### Raw records
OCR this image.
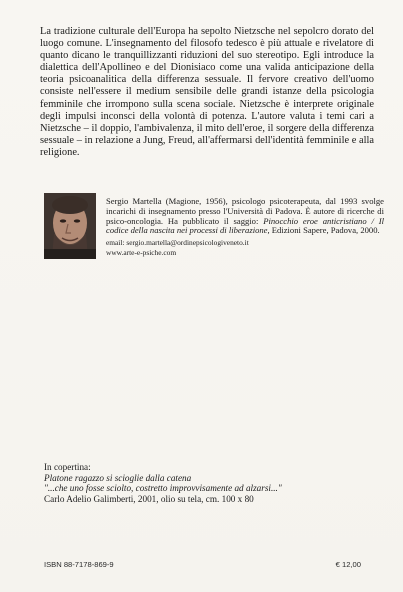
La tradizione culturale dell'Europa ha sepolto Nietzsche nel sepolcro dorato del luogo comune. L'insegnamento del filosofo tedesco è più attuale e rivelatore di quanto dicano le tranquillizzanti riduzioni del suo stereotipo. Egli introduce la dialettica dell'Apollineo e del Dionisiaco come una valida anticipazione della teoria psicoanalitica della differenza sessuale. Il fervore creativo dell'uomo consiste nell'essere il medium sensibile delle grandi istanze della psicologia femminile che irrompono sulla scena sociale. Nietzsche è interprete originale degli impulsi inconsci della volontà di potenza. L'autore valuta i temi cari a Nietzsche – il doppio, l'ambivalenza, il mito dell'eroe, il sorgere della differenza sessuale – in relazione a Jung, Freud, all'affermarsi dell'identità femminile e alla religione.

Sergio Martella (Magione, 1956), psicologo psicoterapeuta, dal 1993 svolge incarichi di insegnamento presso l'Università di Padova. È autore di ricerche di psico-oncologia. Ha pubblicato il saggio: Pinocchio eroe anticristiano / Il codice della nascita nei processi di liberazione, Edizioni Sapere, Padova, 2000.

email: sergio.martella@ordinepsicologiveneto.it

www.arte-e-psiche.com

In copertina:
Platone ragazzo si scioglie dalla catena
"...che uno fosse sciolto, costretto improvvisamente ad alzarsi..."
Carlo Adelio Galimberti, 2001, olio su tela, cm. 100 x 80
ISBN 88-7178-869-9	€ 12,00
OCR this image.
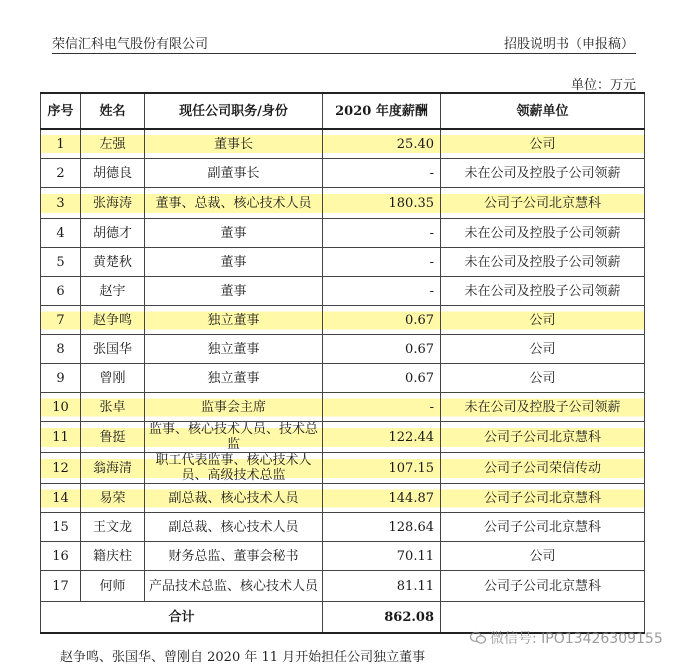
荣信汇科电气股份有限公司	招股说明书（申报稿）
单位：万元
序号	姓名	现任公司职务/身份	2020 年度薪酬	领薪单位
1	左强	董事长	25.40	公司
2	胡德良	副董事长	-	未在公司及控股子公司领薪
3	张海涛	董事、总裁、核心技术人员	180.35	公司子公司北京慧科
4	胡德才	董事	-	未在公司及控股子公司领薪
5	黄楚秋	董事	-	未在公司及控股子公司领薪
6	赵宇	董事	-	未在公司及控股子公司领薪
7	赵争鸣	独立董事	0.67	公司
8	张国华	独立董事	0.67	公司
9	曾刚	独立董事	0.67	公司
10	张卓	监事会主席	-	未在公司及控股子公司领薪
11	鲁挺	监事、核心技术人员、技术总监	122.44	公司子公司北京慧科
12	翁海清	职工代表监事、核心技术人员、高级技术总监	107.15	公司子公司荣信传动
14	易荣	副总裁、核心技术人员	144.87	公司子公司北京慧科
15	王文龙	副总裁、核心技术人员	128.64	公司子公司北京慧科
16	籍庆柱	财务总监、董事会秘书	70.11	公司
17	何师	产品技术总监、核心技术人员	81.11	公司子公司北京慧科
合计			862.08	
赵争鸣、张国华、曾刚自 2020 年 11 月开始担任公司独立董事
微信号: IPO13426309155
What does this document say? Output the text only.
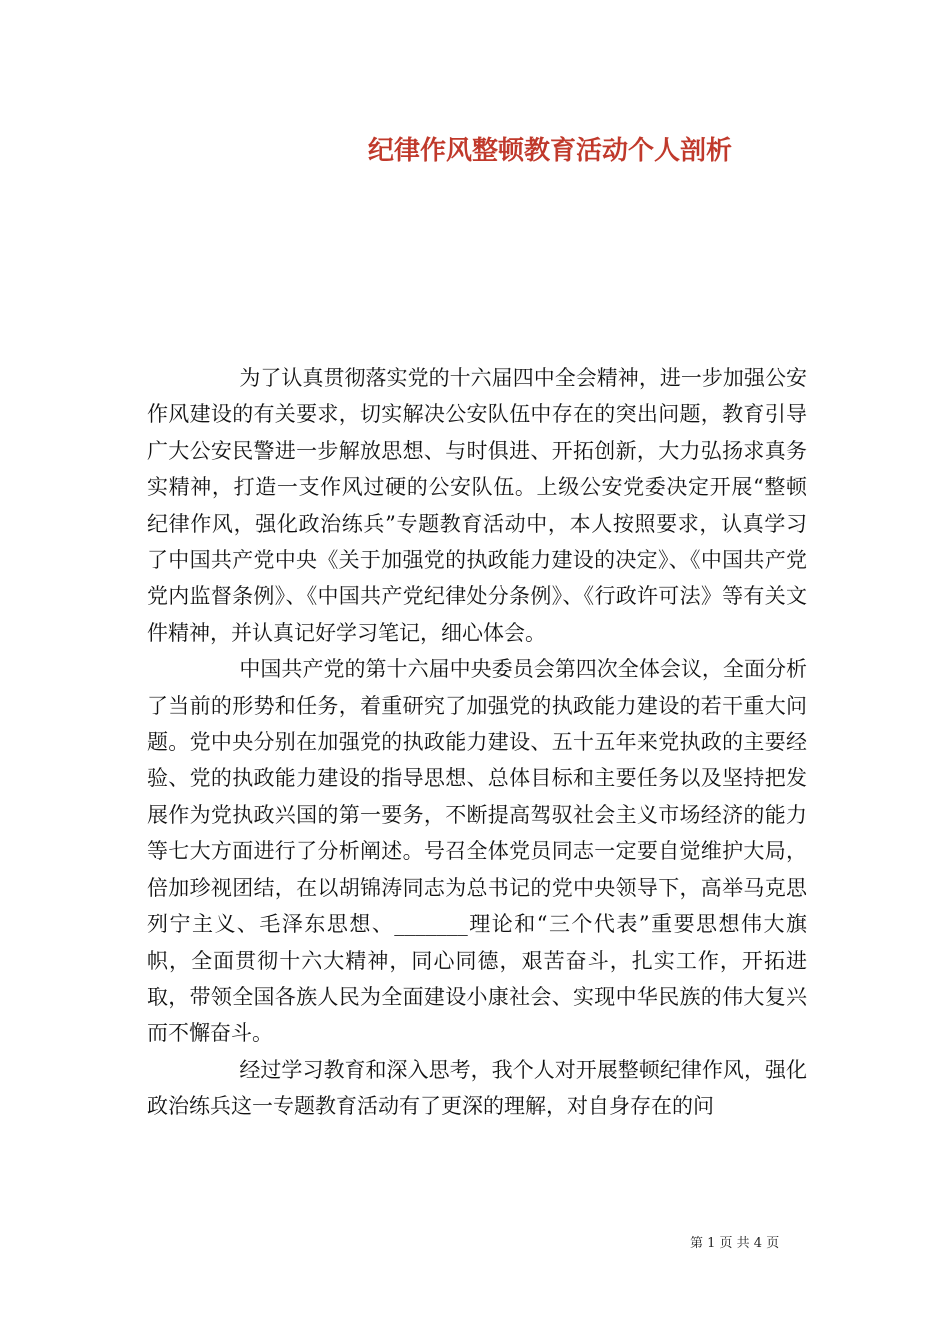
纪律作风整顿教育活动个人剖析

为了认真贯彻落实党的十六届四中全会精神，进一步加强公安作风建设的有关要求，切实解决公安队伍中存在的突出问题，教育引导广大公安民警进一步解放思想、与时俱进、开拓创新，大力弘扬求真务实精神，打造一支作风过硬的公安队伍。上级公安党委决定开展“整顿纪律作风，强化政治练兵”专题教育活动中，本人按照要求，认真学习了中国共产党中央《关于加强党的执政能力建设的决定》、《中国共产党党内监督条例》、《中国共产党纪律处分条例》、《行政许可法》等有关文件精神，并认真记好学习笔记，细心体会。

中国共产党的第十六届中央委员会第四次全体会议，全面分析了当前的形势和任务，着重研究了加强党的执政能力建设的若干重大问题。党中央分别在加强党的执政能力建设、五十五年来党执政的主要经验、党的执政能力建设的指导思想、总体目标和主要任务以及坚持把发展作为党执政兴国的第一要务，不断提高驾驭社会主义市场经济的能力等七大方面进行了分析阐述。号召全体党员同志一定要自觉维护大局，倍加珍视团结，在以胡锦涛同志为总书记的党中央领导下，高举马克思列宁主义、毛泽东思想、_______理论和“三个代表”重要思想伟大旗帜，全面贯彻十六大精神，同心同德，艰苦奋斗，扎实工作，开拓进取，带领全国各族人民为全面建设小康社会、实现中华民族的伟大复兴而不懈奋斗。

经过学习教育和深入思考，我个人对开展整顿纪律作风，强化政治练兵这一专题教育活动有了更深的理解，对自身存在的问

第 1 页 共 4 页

### Your task
Repeat every record above exactly, but leave out any pictures.

### Task output
OCR this image.
La tradizione culturale dell'Europa ha sepolto Nietzsche nel sepolcro dorato del luogo comune. L'insegnamento del filosofo tedesco è più attuale e rivelatore di quanto dicano le tranquillizzanti riduzioni del suo stereotipo. Egli introduce la dialettica dell'Apollineo e del Dionisiaco come una valida anticipazione della teoria psicoanalitica della differenza sessuale. Il fervore creativo dell'uomo consiste nell'essere il medium sensibile delle grandi istanze della psicologia femminile che irrompono sulla scena sociale. Nietzsche è interprete originale degli impulsi inconsci della volontà di potenza. L'autore valuta i temi cari a Nietzsche – il doppio, l'ambivalenza, il mito dell'eroe, il sorgere della differenza sessuale – in relazione a Jung, Freud, all'affermarsi dell'identità femminile e alla religione.

Sergio Martella (Magione, 1956), psicologo psicoterapeuta, dal 1993 svolge incarichi di insegnamento presso l'Università di Padova. È autore di ricerche di psico-oncologia. Ha pubblicato il saggio: Pinocchio eroe anticristiano / Il codice della nascita nei processi di liberazione, Edizioni Sapere, Padova, 2000.

email: sergio.martella@ordinepsicologiveneto.it

www.arte-e-psiche.com

In copertina:
Platone ragazzo si scioglie dalla catena
"...che uno fosse sciolto, costretto improvvisamente ad alzarsi..."
Carlo Adelio Galimberti, 2001, olio su tela, cm. 100 x 80
ISBN 88-7178-869-9	€ 12,00
OCR this image.
荣信汇科电气股份有限公司	招股说明书（申报稿）
单位：万元
序号	姓名	现任公司职务/身份	2020 年度薪酬	领薪单位
1	左强	董事长	25.40	公司
2	胡德良	副董事长	-	未在公司及控股子公司领薪
3	张海涛	董事、总裁、核心技术人员	180.35	公司子公司北京慧科
4	胡德才	董事	-	未在公司及控股子公司领薪
5	黄楚秋	董事	-	未在公司及控股子公司领薪
6	赵宇	董事	-	未在公司及控股子公司领薪
7	赵争鸣	独立董事	0.67	公司
8	张国华	独立董事	0.67	公司
9	曾刚	独立董事	0.67	公司
10	张卓	监事会主席	-	未在公司及控股子公司领薪
11	鲁挺	监事、核心技术人员、技术总监	122.44	公司子公司北京慧科
12	翁海清	职工代表监事、核心技术人员、高级技术总监	107.15	公司子公司荣信传动
14	易荣	副总裁、核心技术人员	144.87	公司子公司北京慧科
15	王文龙	副总裁、核心技术人员	128.64	公司子公司北京慧科
16	籍庆柱	财务总监、董事会秘书	70.11	公司
17	何师	产品技术总监、核心技术人员	81.11	公司子公司北京慧科
合计			862.08	
赵争鸣、张国华、曾刚自 2020 年 11 月开始担任公司独立董事
微信号: IPO13426309155
What does this document say? Output the text only.
纪律作风整顿教育活动个人剖析

为了认真贯彻落实党的十六届四中全会精神，进一步加强公安作风建设的有关要求，切实解决公安队伍中存在的突出问题，教育引导广大公安民警进一步解放思想、与时俱进、开拓创新，大力弘扬求真务实精神，打造一支作风过硬的公安队伍。上级公安党委决定开展“整顿纪律作风，强化政治练兵”专题教育活动中，本人按照要求，认真学习了中国共产党中央《关于加强党的执政能力建设的决定》、《中国共产党党内监督条例》、《中国共产党纪律处分条例》、《行政许可法》等有关文件精神，并认真记好学习笔记，细心体会。

中国共产党的第十六届中央委员会第四次全体会议，全面分析了当前的形势和任务，着重研究了加强党的执政能力建设的若干重大问题。党中央分别在加强党的执政能力建设、五十五年来党执政的主要经验、党的执政能力建设的指导思想、总体目标和主要任务以及坚持把发展作为党执政兴国的第一要务，不断提高驾驭社会主义市场经济的能力等七大方面进行了分析阐述。号召全体党员同志一定要自觉维护大局，倍加珍视团结，在以胡锦涛同志为总书记的党中央领导下，高举马克思列宁主义、毛泽东思想、_______理论和“三个代表”重要思想伟大旗帜，全面贯彻十六大精神，同心同德，艰苦奋斗，扎实工作，开拓进取，带领全国各族人民为全面建设小康社会、实现中华民族的伟大复兴而不懈奋斗。

经过学习教育和深入思考，我个人对开展整顿纪律作风，强化政治练兵这一专题教育活动有了更深的理解，对自身存在的问

第 1 页 共 4 页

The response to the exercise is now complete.